- [EXERCISE MATERIALS]

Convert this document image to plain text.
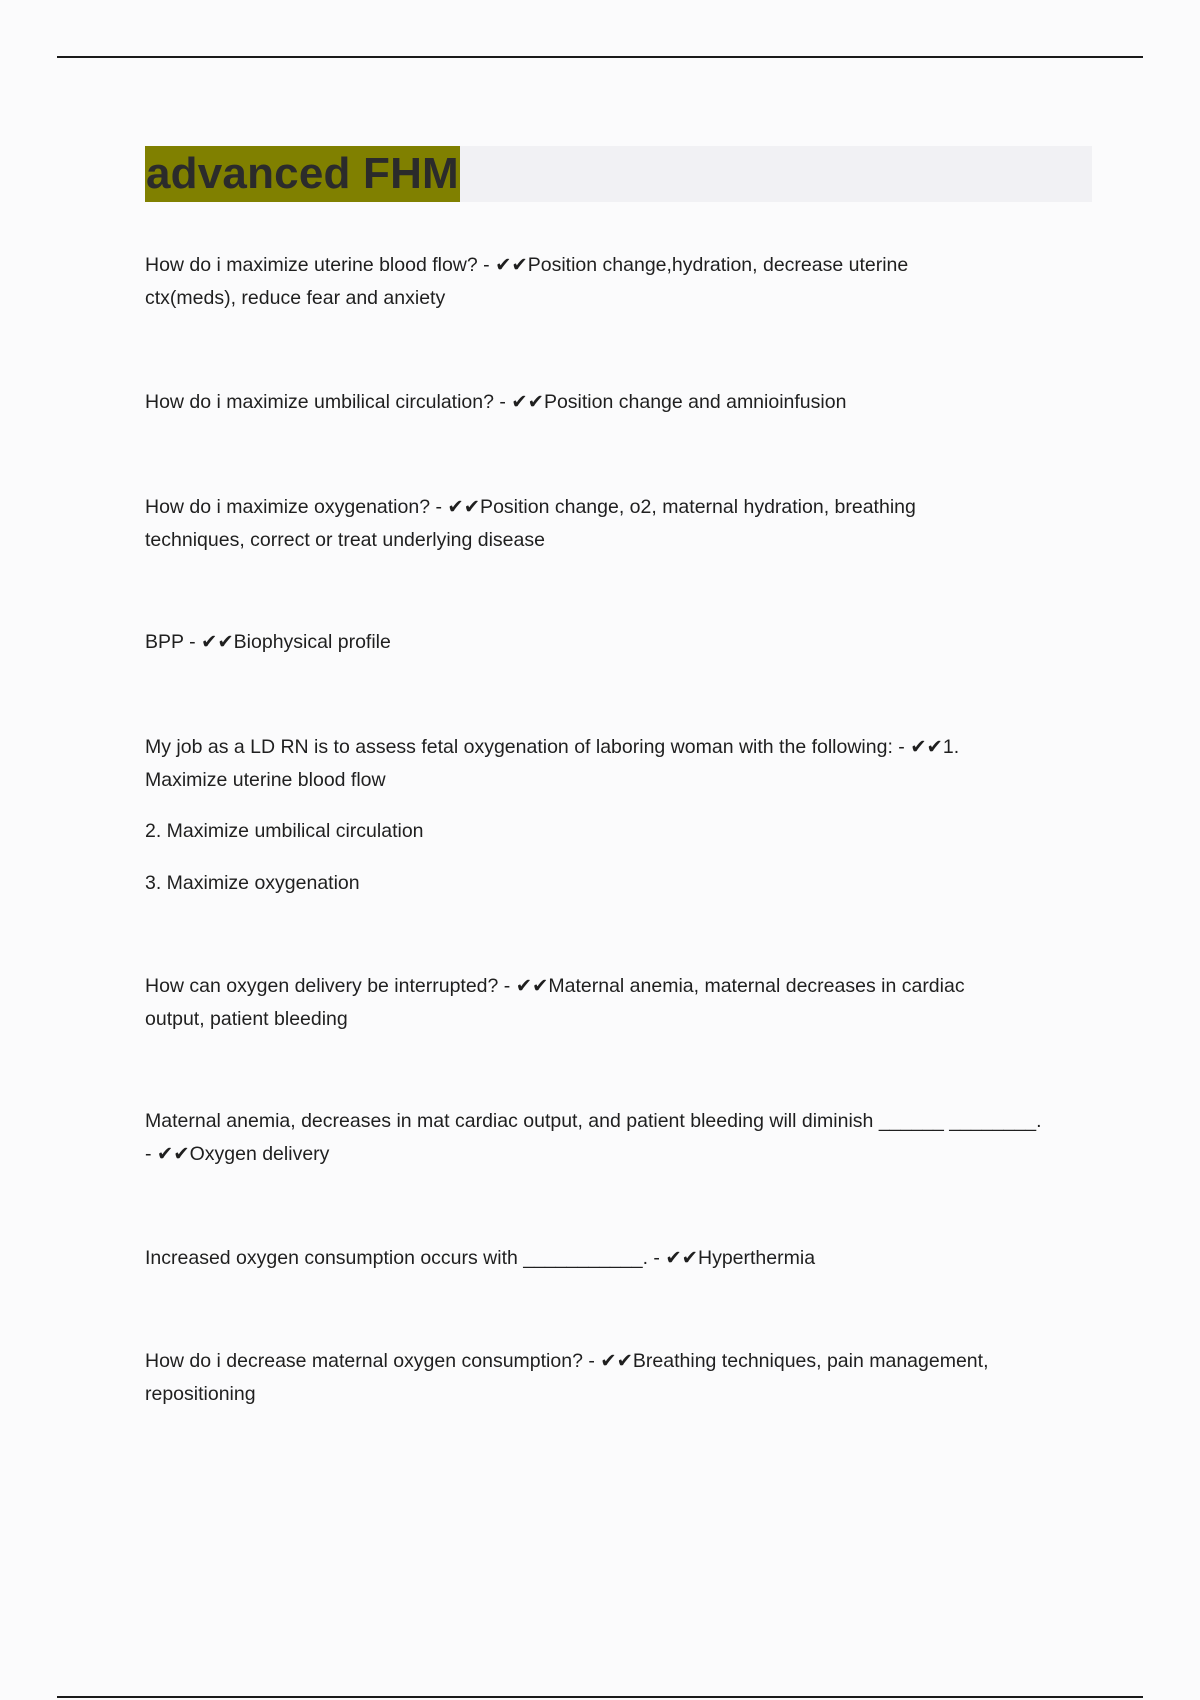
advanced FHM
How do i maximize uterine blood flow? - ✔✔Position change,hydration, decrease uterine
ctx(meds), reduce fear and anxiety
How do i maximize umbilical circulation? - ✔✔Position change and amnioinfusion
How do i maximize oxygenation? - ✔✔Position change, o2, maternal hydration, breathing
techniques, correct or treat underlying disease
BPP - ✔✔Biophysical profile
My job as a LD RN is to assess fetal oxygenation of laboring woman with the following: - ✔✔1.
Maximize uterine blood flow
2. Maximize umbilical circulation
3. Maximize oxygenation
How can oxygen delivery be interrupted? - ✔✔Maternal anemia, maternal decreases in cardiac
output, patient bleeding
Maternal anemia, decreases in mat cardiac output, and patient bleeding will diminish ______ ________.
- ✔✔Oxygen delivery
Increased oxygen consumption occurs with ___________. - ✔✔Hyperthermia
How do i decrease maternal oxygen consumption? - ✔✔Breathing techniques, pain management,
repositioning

--

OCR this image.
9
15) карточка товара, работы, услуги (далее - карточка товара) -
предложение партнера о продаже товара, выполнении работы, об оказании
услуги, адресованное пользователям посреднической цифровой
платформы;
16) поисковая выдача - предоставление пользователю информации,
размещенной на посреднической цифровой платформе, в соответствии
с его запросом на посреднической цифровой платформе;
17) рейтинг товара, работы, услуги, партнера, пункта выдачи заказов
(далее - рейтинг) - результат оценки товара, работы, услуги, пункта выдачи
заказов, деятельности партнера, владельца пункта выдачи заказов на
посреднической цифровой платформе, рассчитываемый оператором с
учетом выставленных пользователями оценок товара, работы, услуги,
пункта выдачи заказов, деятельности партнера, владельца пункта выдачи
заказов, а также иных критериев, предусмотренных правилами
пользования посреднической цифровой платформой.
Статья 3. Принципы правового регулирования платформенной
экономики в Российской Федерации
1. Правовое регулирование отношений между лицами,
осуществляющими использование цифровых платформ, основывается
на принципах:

--

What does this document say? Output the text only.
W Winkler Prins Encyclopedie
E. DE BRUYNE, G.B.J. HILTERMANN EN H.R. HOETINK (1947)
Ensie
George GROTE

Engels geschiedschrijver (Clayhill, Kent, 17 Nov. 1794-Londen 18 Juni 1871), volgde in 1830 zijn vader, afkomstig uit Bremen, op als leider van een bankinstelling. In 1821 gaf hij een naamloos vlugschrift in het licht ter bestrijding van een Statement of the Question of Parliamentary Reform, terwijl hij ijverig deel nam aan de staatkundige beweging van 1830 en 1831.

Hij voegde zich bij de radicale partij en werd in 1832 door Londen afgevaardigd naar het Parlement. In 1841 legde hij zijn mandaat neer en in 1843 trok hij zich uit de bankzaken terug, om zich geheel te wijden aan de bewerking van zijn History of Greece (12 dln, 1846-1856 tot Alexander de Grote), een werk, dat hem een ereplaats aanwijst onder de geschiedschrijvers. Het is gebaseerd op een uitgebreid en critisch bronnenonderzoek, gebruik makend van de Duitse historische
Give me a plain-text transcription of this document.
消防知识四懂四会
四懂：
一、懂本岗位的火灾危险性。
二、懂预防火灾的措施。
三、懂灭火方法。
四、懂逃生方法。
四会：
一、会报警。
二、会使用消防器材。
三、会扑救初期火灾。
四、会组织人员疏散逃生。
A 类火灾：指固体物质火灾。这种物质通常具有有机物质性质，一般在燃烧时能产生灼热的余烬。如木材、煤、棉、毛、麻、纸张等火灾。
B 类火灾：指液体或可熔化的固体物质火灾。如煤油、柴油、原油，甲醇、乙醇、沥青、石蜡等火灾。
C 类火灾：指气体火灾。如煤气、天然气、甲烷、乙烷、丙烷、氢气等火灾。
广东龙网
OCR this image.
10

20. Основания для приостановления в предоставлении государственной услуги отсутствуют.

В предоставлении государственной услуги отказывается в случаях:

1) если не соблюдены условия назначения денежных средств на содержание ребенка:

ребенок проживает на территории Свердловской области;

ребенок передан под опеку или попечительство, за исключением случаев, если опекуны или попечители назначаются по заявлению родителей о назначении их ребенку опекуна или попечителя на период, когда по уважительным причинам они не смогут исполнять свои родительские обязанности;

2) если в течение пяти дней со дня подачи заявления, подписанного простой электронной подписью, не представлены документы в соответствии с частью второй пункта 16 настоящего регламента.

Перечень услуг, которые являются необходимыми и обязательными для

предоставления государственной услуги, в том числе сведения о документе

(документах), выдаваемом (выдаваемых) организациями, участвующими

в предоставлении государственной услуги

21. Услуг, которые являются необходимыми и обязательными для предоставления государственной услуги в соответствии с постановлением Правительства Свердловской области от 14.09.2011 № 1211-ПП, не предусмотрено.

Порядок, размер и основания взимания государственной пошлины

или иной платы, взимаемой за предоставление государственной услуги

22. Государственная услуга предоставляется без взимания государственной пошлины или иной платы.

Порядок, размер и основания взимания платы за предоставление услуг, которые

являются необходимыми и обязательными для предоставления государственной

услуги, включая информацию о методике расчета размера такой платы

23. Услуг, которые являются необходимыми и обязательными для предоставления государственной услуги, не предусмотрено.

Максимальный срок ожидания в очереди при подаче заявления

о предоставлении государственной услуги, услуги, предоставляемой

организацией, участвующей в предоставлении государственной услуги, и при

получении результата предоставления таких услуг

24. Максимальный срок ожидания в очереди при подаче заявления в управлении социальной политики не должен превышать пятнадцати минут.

- [WORK INSTRUCTIONS]
Where a line above holds the string "взимания", show that line.

- [REPLY TO THE TASK]
Порядок, размер и основания взимания государственной пошлины
22. Государственная услуга предоставляется без взимания государственной пошлины или иной платы.
Порядок, размер и основания взимания платы за предоставление услуг, которые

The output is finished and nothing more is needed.